Exercise brief →
Copy out the listing below line for line, changing nothing.
Begin
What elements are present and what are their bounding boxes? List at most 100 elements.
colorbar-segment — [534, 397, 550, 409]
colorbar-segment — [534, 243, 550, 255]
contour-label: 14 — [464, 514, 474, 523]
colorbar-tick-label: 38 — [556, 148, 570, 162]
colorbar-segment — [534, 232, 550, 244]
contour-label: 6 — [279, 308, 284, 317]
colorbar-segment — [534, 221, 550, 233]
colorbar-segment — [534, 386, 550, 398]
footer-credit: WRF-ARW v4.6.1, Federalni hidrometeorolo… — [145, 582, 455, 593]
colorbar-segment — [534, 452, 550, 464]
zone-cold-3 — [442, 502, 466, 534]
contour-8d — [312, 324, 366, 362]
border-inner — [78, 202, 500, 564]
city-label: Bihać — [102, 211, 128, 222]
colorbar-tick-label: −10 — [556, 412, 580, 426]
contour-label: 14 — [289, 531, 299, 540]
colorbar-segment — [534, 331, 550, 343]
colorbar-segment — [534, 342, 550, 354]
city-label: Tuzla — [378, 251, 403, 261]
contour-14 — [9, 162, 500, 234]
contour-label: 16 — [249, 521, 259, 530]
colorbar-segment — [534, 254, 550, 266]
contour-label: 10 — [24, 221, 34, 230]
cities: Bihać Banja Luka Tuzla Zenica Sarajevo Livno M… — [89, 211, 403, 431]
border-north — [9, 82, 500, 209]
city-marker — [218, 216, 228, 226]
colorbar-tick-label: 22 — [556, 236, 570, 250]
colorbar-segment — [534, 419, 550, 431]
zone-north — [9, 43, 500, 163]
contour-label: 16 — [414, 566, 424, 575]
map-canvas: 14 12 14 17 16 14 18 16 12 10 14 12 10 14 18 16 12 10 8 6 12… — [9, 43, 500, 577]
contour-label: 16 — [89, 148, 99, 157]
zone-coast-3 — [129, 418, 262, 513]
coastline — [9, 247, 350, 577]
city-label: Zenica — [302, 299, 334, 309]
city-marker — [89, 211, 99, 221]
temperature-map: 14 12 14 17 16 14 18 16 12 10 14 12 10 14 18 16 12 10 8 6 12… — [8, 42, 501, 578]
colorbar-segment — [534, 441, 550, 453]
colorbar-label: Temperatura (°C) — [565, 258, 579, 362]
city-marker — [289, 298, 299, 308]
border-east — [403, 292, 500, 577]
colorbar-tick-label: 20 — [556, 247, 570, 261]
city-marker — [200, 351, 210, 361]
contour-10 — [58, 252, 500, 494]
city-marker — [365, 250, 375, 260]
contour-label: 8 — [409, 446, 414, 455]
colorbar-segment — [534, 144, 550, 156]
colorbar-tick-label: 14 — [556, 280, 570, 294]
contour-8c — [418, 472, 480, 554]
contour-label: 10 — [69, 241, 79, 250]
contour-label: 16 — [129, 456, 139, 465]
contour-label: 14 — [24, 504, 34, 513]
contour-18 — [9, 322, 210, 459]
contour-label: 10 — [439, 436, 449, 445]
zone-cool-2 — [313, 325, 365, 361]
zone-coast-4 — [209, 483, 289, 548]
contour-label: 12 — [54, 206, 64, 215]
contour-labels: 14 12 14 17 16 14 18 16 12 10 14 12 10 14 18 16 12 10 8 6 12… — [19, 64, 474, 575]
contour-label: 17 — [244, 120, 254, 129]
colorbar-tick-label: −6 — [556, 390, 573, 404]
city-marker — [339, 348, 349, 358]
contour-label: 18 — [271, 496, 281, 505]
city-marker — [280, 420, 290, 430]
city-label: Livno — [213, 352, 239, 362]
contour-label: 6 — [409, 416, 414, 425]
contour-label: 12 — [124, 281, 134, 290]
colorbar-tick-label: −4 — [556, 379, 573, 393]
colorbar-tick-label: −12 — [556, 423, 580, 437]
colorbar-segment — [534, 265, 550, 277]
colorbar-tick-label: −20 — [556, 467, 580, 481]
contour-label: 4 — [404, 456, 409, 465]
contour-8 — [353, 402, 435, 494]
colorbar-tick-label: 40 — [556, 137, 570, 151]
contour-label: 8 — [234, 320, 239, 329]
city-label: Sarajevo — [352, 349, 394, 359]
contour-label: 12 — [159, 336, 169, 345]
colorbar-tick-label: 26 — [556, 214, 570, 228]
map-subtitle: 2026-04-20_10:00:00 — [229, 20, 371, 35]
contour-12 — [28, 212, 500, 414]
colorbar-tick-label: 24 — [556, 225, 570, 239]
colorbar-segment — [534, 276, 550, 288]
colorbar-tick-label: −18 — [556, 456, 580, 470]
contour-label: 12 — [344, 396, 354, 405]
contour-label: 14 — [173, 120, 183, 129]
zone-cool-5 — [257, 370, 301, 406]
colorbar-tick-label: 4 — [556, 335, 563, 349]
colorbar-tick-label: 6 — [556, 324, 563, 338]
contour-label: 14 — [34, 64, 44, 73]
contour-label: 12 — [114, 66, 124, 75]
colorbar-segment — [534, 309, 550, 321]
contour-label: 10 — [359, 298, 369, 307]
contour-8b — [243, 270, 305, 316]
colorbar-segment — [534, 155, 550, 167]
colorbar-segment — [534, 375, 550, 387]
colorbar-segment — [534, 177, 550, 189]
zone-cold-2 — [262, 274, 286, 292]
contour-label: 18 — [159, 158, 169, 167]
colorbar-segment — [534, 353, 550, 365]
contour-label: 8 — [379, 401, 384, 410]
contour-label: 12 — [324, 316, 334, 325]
End
Response →
What elements are present and what are their bounding boxes? List at most 100 elements.
colorbar-segment — [534, 397, 550, 409]
colorbar-segment — [534, 243, 550, 255]
contour-label: 14 — [464, 514, 474, 523]
colorbar-tick-label: 38 — [556, 148, 570, 162]
colorbar-segment — [534, 232, 550, 244]
contour-label: 6 — [279, 308, 284, 317]
colorbar-segment — [534, 221, 550, 233]
colorbar-segment — [534, 386, 550, 398]
footer-credit: WRF-ARW v4.6.1, Federalni hidrometeorolo… — [145, 582, 455, 593]
colorbar-segment — [534, 452, 550, 464]
zone-cold-3 — [442, 502, 466, 534]
contour-8d — [312, 324, 366, 362]
border-inner — [78, 202, 500, 564]
city-label: Bihać — [102, 211, 128, 222]
colorbar-tick-label: −10 — [556, 412, 580, 426]
contour-label: 14 — [289, 531, 299, 540]
colorbar-segment — [534, 331, 550, 343]
colorbar-segment — [534, 342, 550, 354]
city-label: Tuzla — [378, 251, 403, 261]
contour-14 — [9, 162, 500, 234]
contour-label: 16 — [249, 521, 259, 530]
colorbar-segment — [534, 254, 550, 266]
contour-label: 10 — [24, 221, 34, 230]
cities: Bihać Banja Luka Tuzla Zenica Sarajevo Livno M… — [89, 211, 403, 431]
border-north — [9, 82, 500, 209]
city-marker — [218, 216, 228, 226]
colorbar-tick-label: 22 — [556, 236, 570, 250]
colorbar-segment — [534, 419, 550, 431]
zone-north — [9, 43, 500, 163]
contour-label: 16 — [414, 566, 424, 575]
map-canvas: 14 12 14 17 16 14 18 16 12 10 14 12 10 14 18 16 12 10 8 6 12… — [9, 43, 500, 577]
contour-label: 16 — [89, 148, 99, 157]
zone-coast-3 — [129, 418, 262, 513]
coastline — [9, 247, 350, 577]
city-label: Zenica — [302, 299, 334, 309]
city-marker — [89, 211, 99, 221]
temperature-map: 14 12 14 17 16 14 18 16 12 10 14 12 10 14 18 16 12 10 8 6 12… — [8, 42, 501, 578]
colorbar-segment — [534, 441, 550, 453]
colorbar-label: Temperatura (°C) — [565, 258, 579, 362]
city-marker — [289, 298, 299, 308]
border-east — [403, 292, 500, 577]
colorbar-tick-label: 20 — [556, 247, 570, 261]
city-marker — [200, 351, 210, 361]
contour-10 — [58, 252, 500, 494]
city-marker — [365, 250, 375, 260]
contour-label: 8 — [409, 446, 414, 455]
colorbar-segment — [534, 144, 550, 156]
colorbar-tick-label: 14 — [556, 280, 570, 294]
contour-8c — [418, 472, 480, 554]
contour-label: 10 — [69, 241, 79, 250]
contour-label: 16 — [129, 456, 139, 465]
contour-label: 14 — [24, 504, 34, 513]
contour-18 — [9, 322, 210, 459]
contour-label: 10 — [439, 436, 449, 445]
zone-cool-2 — [313, 325, 365, 361]
zone-coast-4 — [209, 483, 289, 548]
contour-label: 12 — [54, 206, 64, 215]
contour-labels: 14 12 14 17 16 14 18 16 12 10 14 12 10 14 18 16 12 10 8 6 12… — [19, 64, 474, 575]
contour-label: 17 — [244, 120, 254, 129]
colorbar-tick-label: −6 — [556, 390, 573, 404]
city-marker — [339, 348, 349, 358]
contour-label: 18 — [271, 496, 281, 505]
city-marker — [280, 420, 290, 430]
city-label: Livno — [213, 352, 239, 362]
contour-label: 6 — [409, 416, 414, 425]
contour-label: 12 — [124, 281, 134, 290]
colorbar-tick-label: −4 — [556, 379, 573, 393]
colorbar-tick-label: −12 — [556, 423, 580, 437]
colorbar-segment — [534, 265, 550, 277]
colorbar-tick-label: −20 — [556, 467, 580, 481]
contour-label: 4 — [404, 456, 409, 465]
contour-8 — [353, 402, 435, 494]
colorbar-tick-label: 40 — [556, 137, 570, 151]
contour-label: 8 — [234, 320, 239, 329]
city-label: Sarajevo — [352, 349, 394, 359]
contour-label: 12 — [159, 336, 169, 345]
colorbar-tick-label: 26 — [556, 214, 570, 228]
map-subtitle: 2026-04-20_10:00:00 — [229, 20, 371, 35]
contour-12 — [28, 212, 500, 414]
colorbar-tick-label: 24 — [556, 225, 570, 239]
colorbar-segment — [534, 276, 550, 288]
colorbar-tick-label: −18 — [556, 456, 580, 470]
contour-label: 12 — [344, 396, 354, 405]
contour-label: 14 — [173, 120, 183, 129]
zone-cool-5 — [257, 370, 301, 406]
colorbar-tick-label: 4 — [556, 335, 563, 349]
colorbar-tick-label: 6 — [556, 324, 563, 338]
contour-label: 14 — [34, 64, 44, 73]
contour-label: 12 — [114, 66, 124, 75]
colorbar-segment — [534, 309, 550, 321]
contour-label: 10 — [359, 298, 369, 307]
contour-8b — [243, 270, 305, 316]
colorbar-segment — [534, 155, 550, 167]
colorbar-segment — [534, 375, 550, 387]
colorbar-segment — [534, 177, 550, 189]
zone-cold-2 — [262, 274, 286, 292]
contour-label: 18 — [159, 158, 169, 167]
colorbar-segment — [534, 353, 550, 365]
contour-label: 8 — [379, 401, 384, 410]
contour-label: 12 — [324, 316, 334, 325]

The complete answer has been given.